**Stored data**:
■ ■ ■ ■ ■
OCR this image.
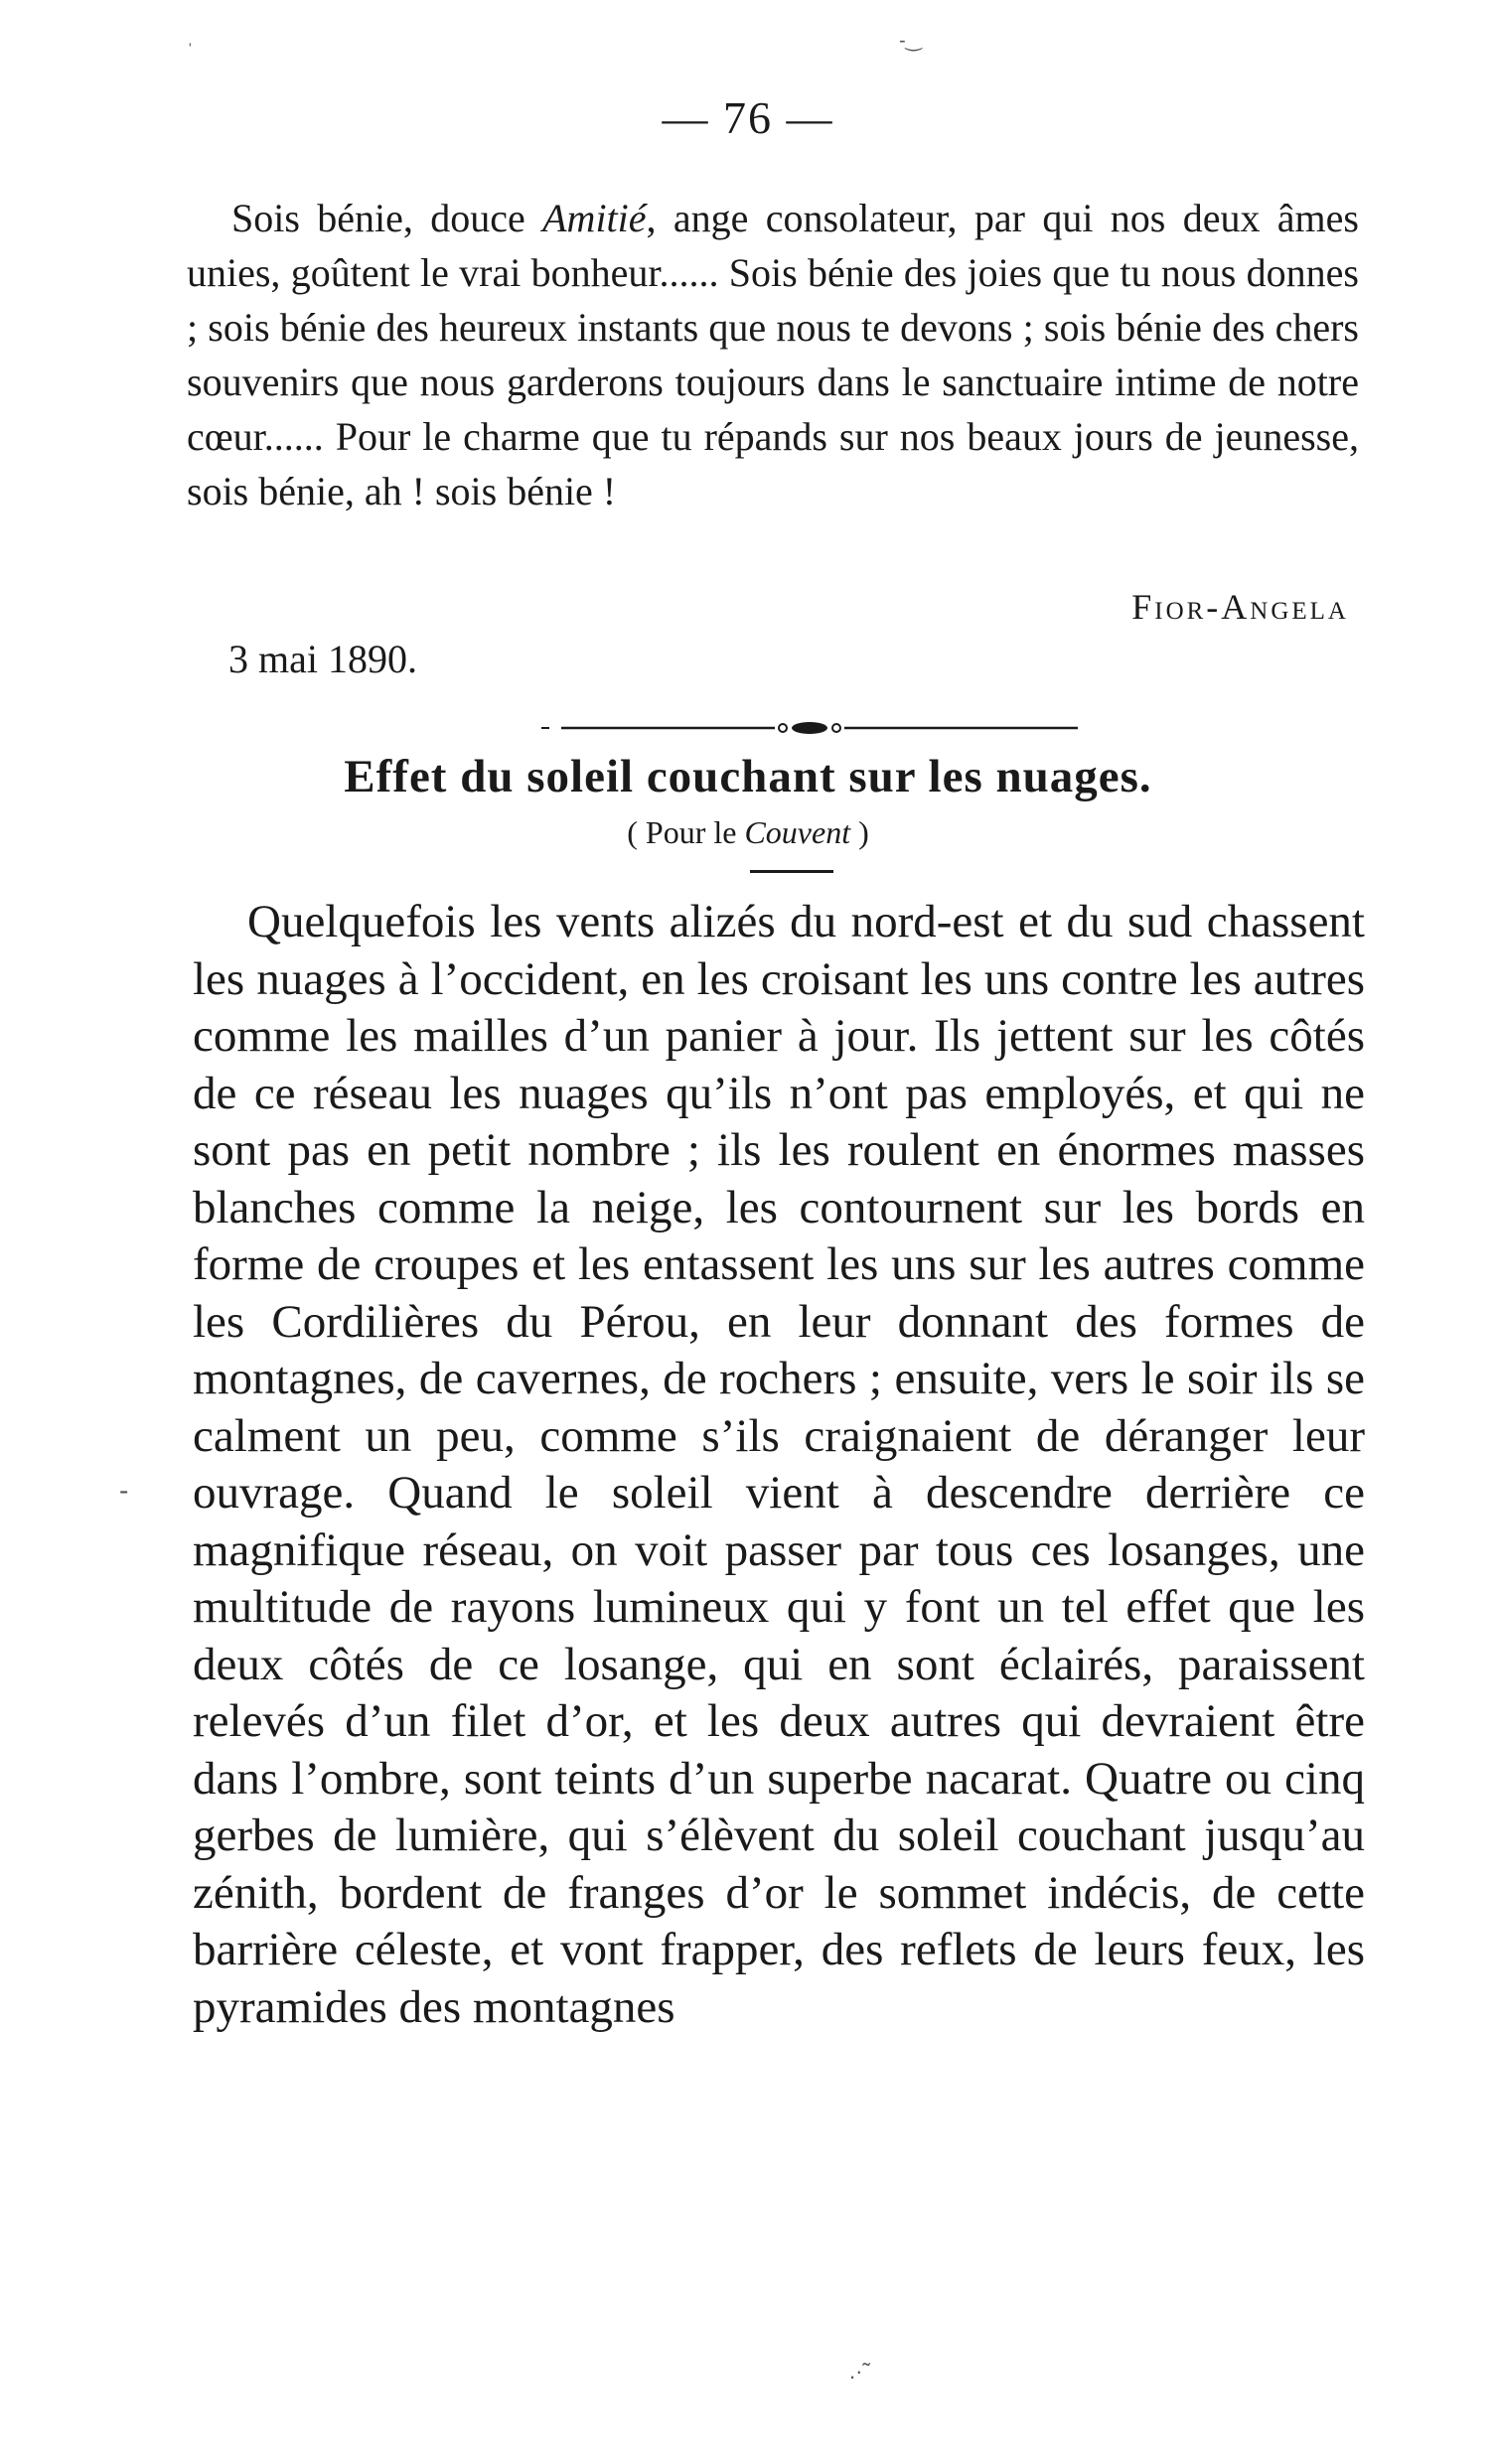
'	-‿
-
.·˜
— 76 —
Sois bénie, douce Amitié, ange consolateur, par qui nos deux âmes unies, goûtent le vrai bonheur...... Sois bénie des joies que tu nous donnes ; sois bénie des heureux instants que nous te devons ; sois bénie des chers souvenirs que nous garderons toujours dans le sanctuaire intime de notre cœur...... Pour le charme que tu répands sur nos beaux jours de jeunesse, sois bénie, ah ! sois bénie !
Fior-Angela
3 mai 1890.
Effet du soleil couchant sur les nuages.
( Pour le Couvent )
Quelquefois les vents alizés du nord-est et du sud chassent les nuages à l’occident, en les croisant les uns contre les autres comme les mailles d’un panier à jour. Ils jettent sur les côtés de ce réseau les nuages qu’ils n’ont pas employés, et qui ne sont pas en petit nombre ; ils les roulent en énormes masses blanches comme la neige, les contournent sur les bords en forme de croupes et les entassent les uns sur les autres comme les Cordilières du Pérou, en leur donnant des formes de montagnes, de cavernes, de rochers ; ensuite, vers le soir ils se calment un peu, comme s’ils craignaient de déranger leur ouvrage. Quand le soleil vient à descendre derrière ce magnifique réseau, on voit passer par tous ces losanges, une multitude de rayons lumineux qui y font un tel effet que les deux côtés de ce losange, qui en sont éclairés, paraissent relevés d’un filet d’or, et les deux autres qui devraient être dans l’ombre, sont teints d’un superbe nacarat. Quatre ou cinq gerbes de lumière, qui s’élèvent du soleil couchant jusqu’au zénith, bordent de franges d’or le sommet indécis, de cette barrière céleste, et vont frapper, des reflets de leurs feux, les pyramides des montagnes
■ ■ ■ ■ ■
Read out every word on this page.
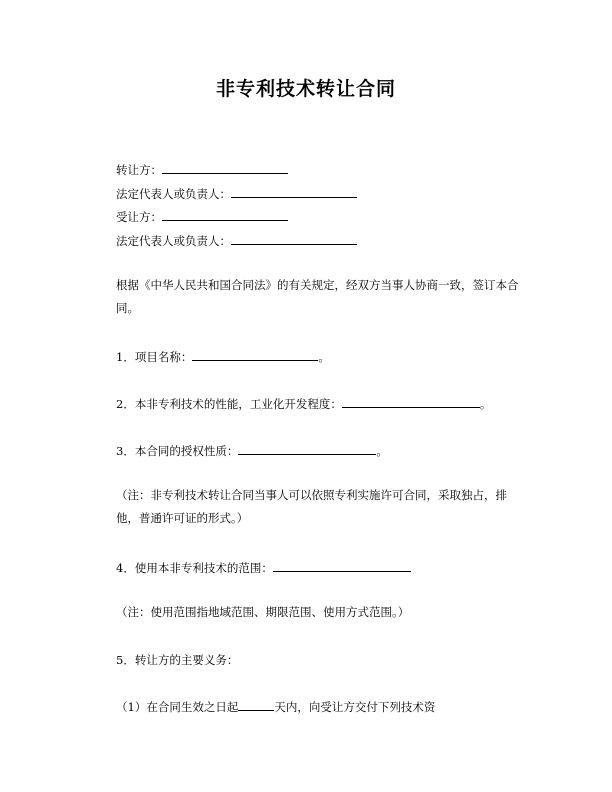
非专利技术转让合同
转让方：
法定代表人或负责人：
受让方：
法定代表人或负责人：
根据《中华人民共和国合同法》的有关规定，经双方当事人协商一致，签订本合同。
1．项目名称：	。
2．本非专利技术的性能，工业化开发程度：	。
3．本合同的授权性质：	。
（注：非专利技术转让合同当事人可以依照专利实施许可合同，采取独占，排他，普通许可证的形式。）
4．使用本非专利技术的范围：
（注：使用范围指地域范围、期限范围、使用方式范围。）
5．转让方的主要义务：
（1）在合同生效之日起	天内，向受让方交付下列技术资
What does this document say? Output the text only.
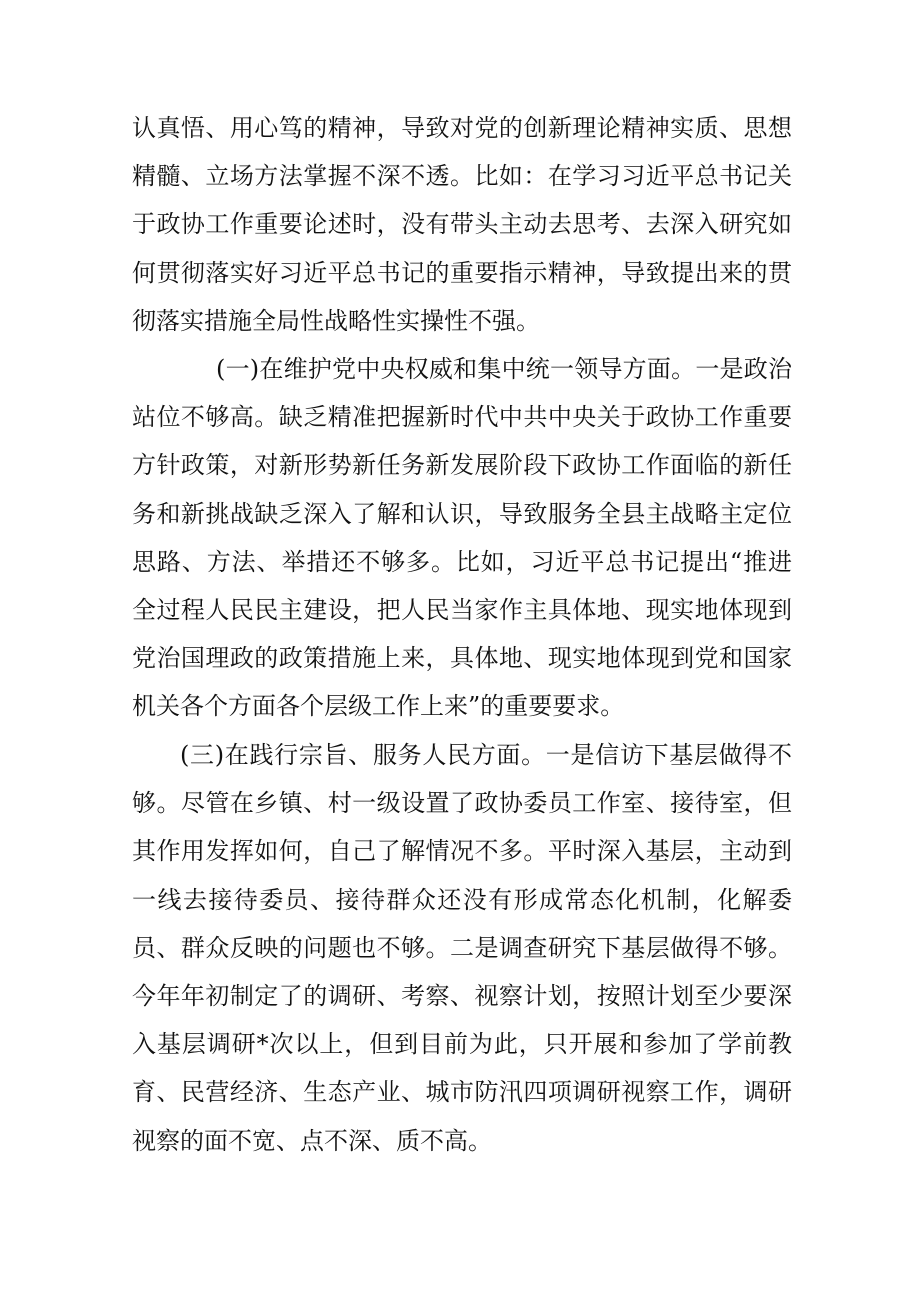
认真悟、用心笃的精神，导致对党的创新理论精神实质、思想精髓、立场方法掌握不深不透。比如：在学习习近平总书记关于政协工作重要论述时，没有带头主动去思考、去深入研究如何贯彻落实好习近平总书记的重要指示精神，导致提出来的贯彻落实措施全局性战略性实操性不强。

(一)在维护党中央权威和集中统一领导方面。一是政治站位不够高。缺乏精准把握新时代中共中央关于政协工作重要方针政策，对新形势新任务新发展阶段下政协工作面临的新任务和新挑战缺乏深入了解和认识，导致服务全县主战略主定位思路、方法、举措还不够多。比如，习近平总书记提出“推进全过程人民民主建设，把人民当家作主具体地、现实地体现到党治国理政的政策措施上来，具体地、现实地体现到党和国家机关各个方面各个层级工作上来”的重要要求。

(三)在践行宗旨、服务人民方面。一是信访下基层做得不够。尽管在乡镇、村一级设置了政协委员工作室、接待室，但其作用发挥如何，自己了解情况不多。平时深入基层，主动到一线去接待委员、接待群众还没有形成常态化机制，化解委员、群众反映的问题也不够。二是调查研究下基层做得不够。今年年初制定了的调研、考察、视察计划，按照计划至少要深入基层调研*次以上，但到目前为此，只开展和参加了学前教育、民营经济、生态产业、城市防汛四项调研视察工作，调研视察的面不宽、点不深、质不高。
■ ■ ■ ■ ■
**Job**:
Copy all lines from the entries that contain the word "this".

**Full response**:
OCR this image.
Read out every word on this page.
What does this document say? Output the text only.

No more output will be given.